#### [Recorded data]
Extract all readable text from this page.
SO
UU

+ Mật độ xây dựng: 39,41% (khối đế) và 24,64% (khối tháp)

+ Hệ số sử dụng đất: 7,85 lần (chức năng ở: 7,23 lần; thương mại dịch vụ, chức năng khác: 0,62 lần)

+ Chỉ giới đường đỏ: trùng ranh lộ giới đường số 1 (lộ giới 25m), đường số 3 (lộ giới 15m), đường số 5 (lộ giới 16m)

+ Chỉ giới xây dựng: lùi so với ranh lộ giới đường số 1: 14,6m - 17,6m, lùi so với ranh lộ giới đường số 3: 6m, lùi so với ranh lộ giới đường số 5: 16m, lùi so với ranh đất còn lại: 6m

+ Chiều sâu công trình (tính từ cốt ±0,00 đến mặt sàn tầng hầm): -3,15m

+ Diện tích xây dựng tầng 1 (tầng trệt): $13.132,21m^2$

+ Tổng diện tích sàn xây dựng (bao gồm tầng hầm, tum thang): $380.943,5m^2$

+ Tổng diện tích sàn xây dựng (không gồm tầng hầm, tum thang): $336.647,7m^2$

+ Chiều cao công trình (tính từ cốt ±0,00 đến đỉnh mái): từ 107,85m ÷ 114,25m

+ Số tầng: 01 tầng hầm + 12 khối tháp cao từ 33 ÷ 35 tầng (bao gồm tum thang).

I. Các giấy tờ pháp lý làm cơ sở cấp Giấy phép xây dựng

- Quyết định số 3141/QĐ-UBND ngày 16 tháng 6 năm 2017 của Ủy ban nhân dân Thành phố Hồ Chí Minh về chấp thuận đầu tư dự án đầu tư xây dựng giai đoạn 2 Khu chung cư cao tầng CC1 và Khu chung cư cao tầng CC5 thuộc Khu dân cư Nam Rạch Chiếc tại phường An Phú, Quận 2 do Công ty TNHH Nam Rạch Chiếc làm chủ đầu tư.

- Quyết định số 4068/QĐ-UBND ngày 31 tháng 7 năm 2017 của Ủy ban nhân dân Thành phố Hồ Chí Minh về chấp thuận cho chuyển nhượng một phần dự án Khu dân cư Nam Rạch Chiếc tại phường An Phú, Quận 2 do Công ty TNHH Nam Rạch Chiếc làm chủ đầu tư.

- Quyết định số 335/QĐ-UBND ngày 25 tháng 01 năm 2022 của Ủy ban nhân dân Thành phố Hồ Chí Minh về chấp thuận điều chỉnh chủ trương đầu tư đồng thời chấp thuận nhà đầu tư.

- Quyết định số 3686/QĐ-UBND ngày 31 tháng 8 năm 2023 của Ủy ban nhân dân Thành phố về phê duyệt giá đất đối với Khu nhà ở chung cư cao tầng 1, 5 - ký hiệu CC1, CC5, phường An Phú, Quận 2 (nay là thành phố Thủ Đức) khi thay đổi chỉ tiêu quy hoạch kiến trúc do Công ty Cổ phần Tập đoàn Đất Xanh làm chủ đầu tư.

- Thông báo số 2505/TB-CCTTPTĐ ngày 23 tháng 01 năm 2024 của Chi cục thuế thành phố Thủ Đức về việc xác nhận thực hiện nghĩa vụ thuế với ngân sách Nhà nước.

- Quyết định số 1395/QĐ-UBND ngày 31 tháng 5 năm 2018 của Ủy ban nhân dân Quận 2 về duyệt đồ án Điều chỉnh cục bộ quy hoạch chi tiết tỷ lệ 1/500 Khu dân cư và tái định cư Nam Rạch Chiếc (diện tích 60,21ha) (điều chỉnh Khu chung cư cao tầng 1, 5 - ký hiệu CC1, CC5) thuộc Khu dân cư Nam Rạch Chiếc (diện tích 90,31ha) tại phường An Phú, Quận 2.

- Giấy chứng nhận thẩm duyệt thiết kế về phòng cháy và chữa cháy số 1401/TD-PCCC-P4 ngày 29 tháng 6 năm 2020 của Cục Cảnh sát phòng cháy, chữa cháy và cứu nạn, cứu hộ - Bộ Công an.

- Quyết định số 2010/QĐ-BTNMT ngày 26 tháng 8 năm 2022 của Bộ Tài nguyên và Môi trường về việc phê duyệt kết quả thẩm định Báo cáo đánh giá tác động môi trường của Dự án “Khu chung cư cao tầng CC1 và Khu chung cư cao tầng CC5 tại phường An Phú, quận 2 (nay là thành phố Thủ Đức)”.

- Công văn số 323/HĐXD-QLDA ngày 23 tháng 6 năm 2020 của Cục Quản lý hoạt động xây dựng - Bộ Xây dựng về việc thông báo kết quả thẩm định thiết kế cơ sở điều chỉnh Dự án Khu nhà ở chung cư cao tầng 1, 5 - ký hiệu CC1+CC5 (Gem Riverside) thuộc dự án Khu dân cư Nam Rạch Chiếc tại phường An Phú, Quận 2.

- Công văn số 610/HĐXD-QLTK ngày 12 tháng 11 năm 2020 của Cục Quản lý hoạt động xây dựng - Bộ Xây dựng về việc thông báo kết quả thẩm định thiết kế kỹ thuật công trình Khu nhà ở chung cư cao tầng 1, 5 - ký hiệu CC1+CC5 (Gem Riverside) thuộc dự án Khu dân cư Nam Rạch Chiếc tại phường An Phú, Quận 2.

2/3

#### [Exercise details]
Go through the listing and copy all of it exactly.

#### [Expected output]
Extract all readable text from this page.
SO
UU

+ Mật độ xây dựng: 39,41% (khối đế) và 24,64% (khối tháp)

+ Hệ số sử dụng đất: 7,85 lần (chức năng ở: 7,23 lần; thương mại dịch vụ, chức năng khác: 0,62 lần)

+ Chỉ giới đường đỏ: trùng ranh lộ giới đường số 1 (lộ giới 25m), đường số 3 (lộ giới 15m), đường số 5 (lộ giới 16m)

+ Chỉ giới xây dựng: lùi so với ranh lộ giới đường số 1: 14,6m - 17,6m, lùi so với ranh lộ giới đường số 3: 6m, lùi so với ranh lộ giới đường số 5: 16m, lùi so với ranh đất còn lại: 6m

+ Chiều sâu công trình (tính từ cốt ±0,00 đến mặt sàn tầng hầm): -3,15m

+ Diện tích xây dựng tầng 1 (tầng trệt): $13.132,21m^2$

+ Tổng diện tích sàn xây dựng (bao gồm tầng hầm, tum thang): $380.943,5m^2$

+ Tổng diện tích sàn xây dựng (không gồm tầng hầm, tum thang): $336.647,7m^2$

+ Chiều cao công trình (tính từ cốt ±0,00 đến đỉnh mái): từ 107,85m ÷ 114,25m

+ Số tầng: 01 tầng hầm + 12 khối tháp cao từ 33 ÷ 35 tầng (bao gồm tum thang).

I. Các giấy tờ pháp lý làm cơ sở cấp Giấy phép xây dựng

- Quyết định số 3141/QĐ-UBND ngày 16 tháng 6 năm 2017 của Ủy ban nhân dân Thành phố Hồ Chí Minh về chấp thuận đầu tư dự án đầu tư xây dựng giai đoạn 2 Khu chung cư cao tầng CC1 và Khu chung cư cao tầng CC5 thuộc Khu dân cư Nam Rạch Chiếc tại phường An Phú, Quận 2 do Công ty TNHH Nam Rạch Chiếc làm chủ đầu tư.

- Quyết định số 4068/QĐ-UBND ngày 31 tháng 7 năm 2017 của Ủy ban nhân dân Thành phố Hồ Chí Minh về chấp thuận cho chuyển nhượng một phần dự án Khu dân cư Nam Rạch Chiếc tại phường An Phú, Quận 2 do Công ty TNHH Nam Rạch Chiếc làm chủ đầu tư.

- Quyết định số 335/QĐ-UBND ngày 25 tháng 01 năm 2022 của Ủy ban nhân dân Thành phố Hồ Chí Minh về chấp thuận điều chỉnh chủ trương đầu tư đồng thời chấp thuận nhà đầu tư.

- Quyết định số 3686/QĐ-UBND ngày 31 tháng 8 năm 2023 của Ủy ban nhân dân Thành phố về phê duyệt giá đất đối với Khu nhà ở chung cư cao tầng 1, 5 - ký hiệu CC1, CC5, phường An Phú, Quận 2 (nay là thành phố Thủ Đức) khi thay đổi chỉ tiêu quy hoạch kiến trúc do Công ty Cổ phần Tập đoàn Đất Xanh làm chủ đầu tư.

- Thông báo số 2505/TB-CCTTPTĐ ngày 23 tháng 01 năm 2024 của Chi cục thuế thành phố Thủ Đức về việc xác nhận thực hiện nghĩa vụ thuế với ngân sách Nhà nước.

- Quyết định số 1395/QĐ-UBND ngày 31 tháng 5 năm 2018 của Ủy ban nhân dân Quận 2 về duyệt đồ án Điều chỉnh cục bộ quy hoạch chi tiết tỷ lệ 1/500 Khu dân cư và tái định cư Nam Rạch Chiếc (diện tích 60,21ha) (điều chỉnh Khu chung cư cao tầng 1, 5 - ký hiệu CC1, CC5) thuộc Khu dân cư Nam Rạch Chiếc (diện tích 90,31ha) tại phường An Phú, Quận 2.

- Giấy chứng nhận thẩm duyệt thiết kế về phòng cháy và chữa cháy số 1401/TD-PCCC-P4 ngày 29 tháng 6 năm 2020 của Cục Cảnh sát phòng cháy, chữa cháy và cứu nạn, cứu hộ - Bộ Công an.

- Quyết định số 2010/QĐ-BTNMT ngày 26 tháng 8 năm 2022 của Bộ Tài nguyên và Môi trường về việc phê duyệt kết quả thẩm định Báo cáo đánh giá tác động môi trường của Dự án “Khu chung cư cao tầng CC1 và Khu chung cư cao tầng CC5 tại phường An Phú, quận 2 (nay là thành phố Thủ Đức)”.

- Công văn số 323/HĐXD-QLDA ngày 23 tháng 6 năm 2020 của Cục Quản lý hoạt động xây dựng - Bộ Xây dựng về việc thông báo kết quả thẩm định thiết kế cơ sở điều chỉnh Dự án Khu nhà ở chung cư cao tầng 1, 5 - ký hiệu CC1+CC5 (Gem Riverside) thuộc dự án Khu dân cư Nam Rạch Chiếc tại phường An Phú, Quận 2.

- Công văn số 610/HĐXD-QLTK ngày 12 tháng 11 năm 2020 của Cục Quản lý hoạt động xây dựng - Bộ Xây dựng về việc thông báo kết quả thẩm định thiết kế kỹ thuật công trình Khu nhà ở chung cư cao tầng 1, 5 - ký hiệu CC1+CC5 (Gem Riverside) thuộc dự án Khu dân cư Nam Rạch Chiếc tại phường An Phú, Quận 2.

2/3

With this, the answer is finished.